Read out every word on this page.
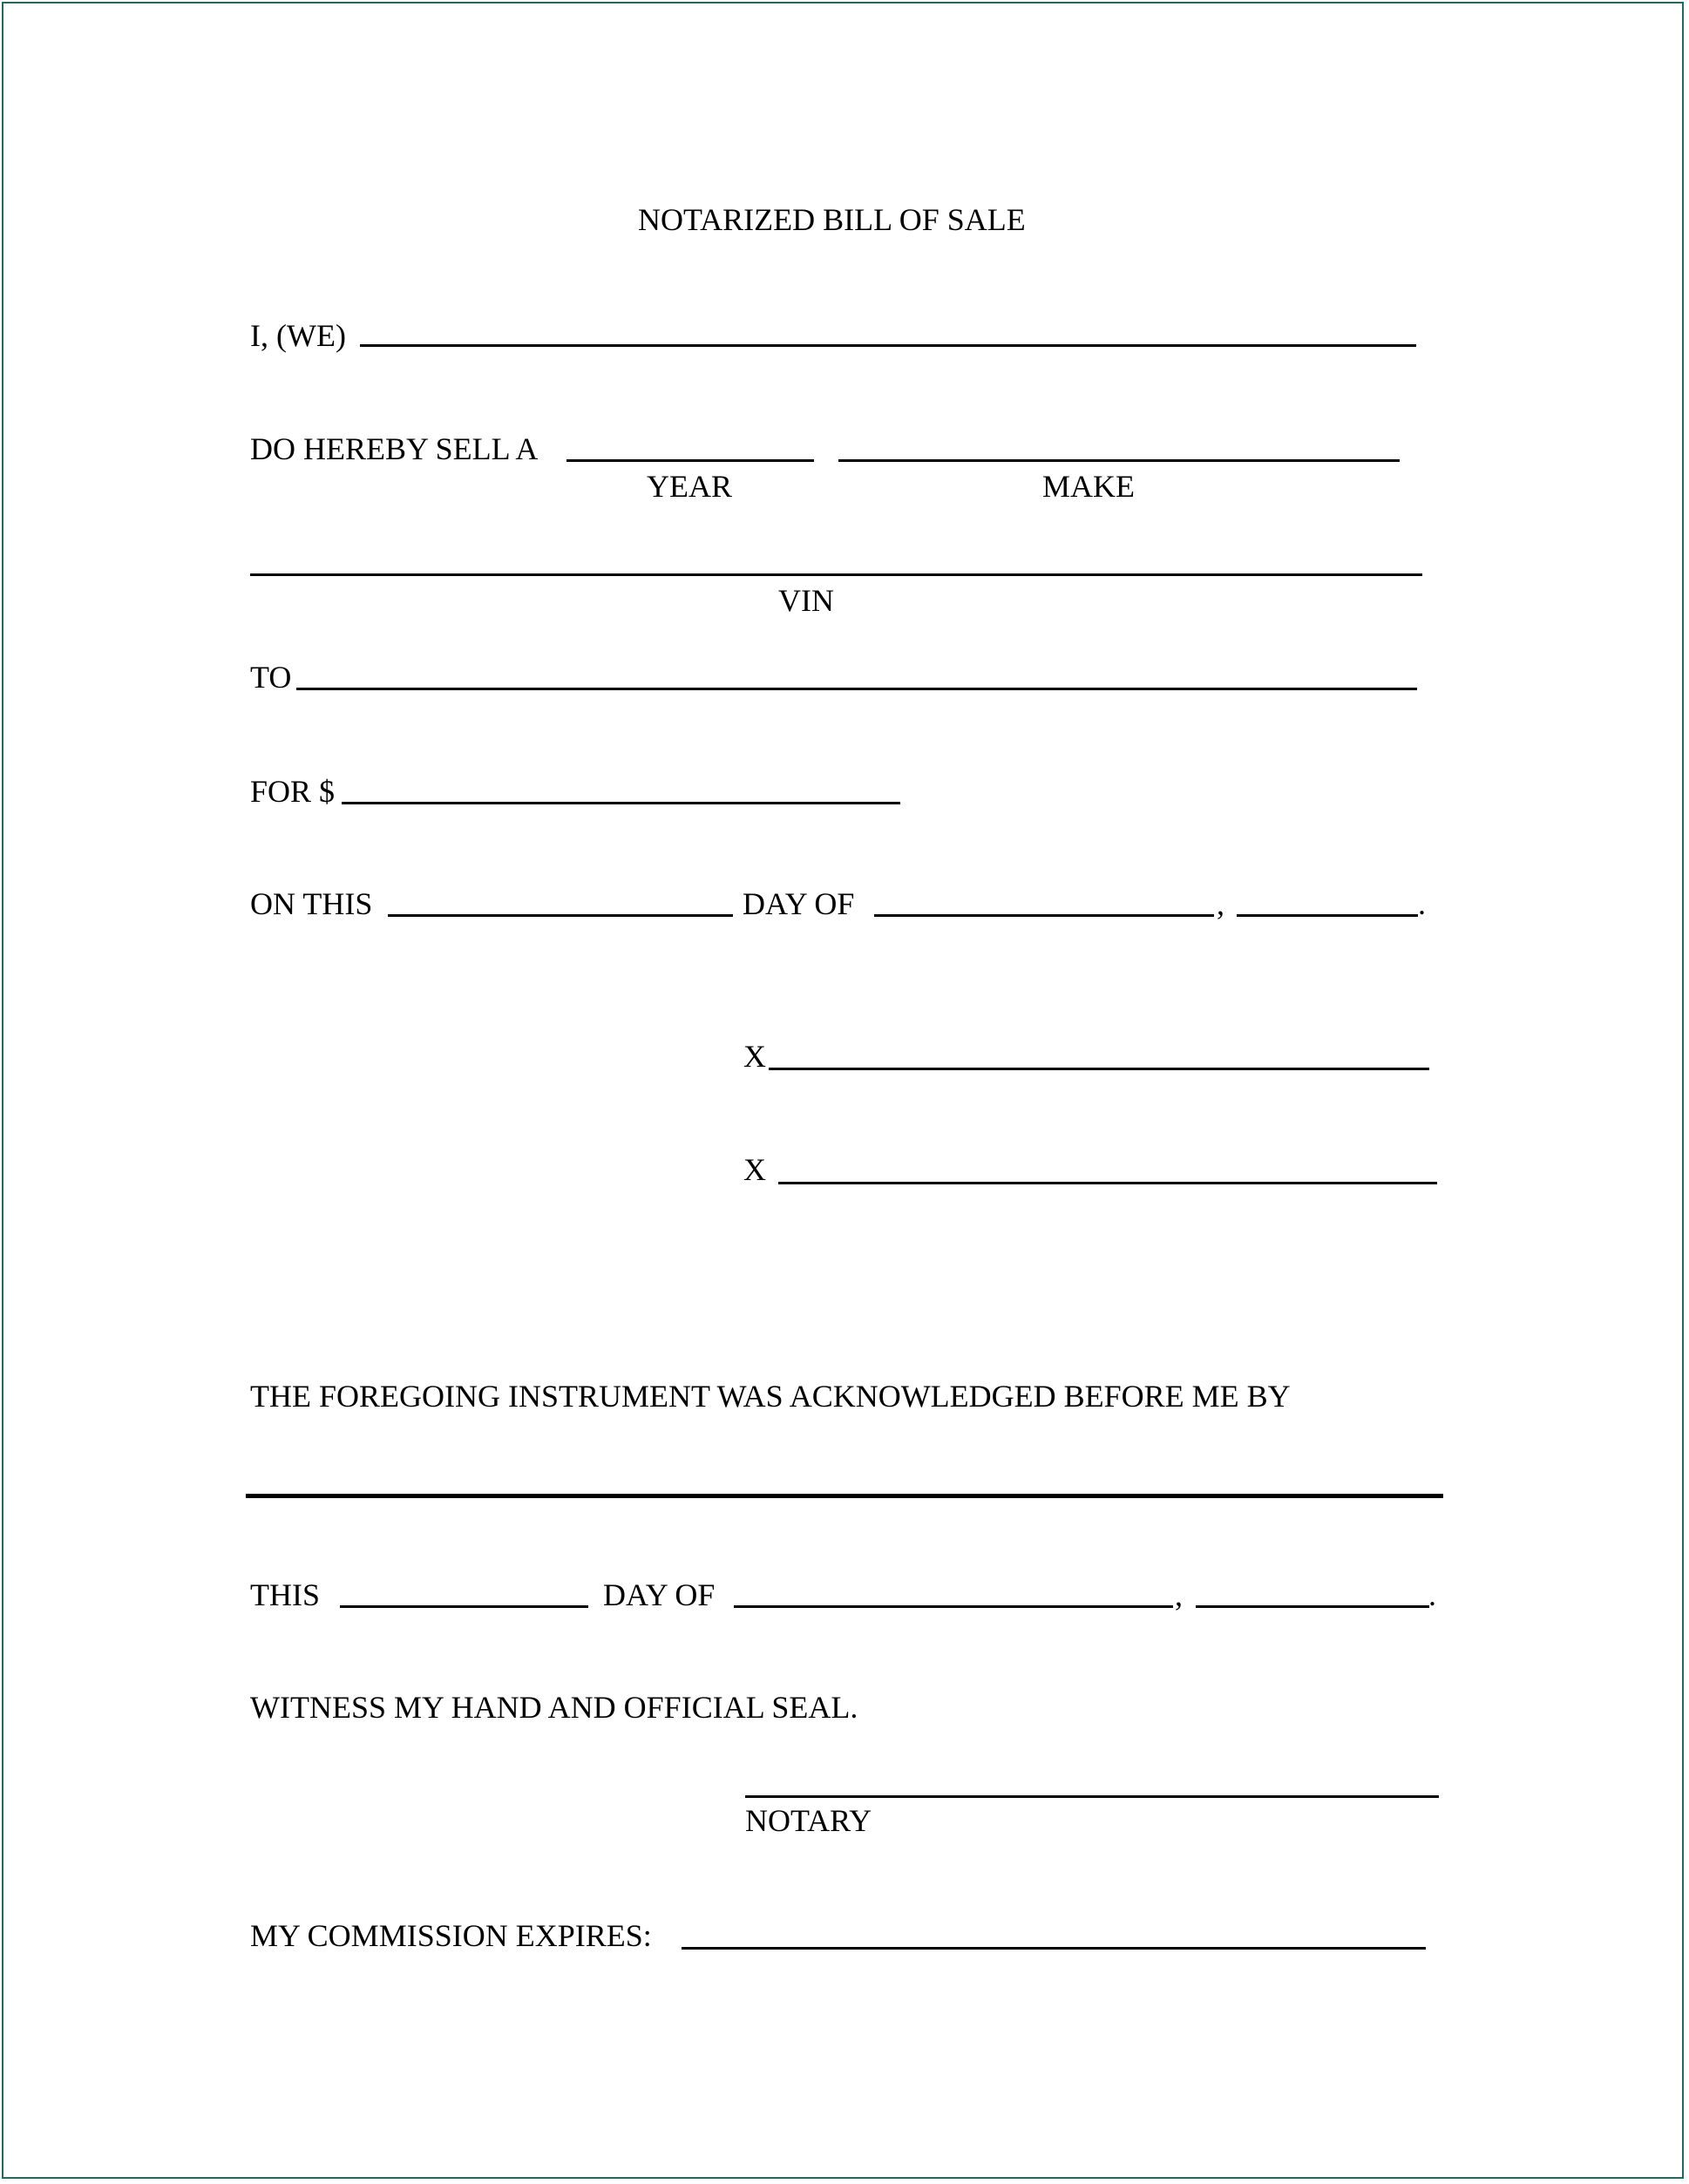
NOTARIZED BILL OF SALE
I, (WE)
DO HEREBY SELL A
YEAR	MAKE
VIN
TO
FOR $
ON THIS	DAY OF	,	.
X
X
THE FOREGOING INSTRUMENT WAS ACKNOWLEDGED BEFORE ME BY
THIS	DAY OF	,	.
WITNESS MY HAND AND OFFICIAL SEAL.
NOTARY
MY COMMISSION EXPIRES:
- - -
▸ WRITTEN PROBLEM
Quote every line of the records above exactly; no picture is to be copied.

▸ EXERCISE RESULT
Read out every word on this page.
NOTARIZED BILL OF SALE
I, (WE)
DO HEREBY SELL A
YEAR	MAKE
VIN
TO
FOR $
ON THIS	DAY OF	,	.
X
X
THE FOREGOING INSTRUMENT WAS ACKNOWLEDGED BEFORE ME BY
THIS	DAY OF	,	.
WITNESS MY HAND AND OFFICIAL SEAL.
NOTARY
MY COMMISSION EXPIRES:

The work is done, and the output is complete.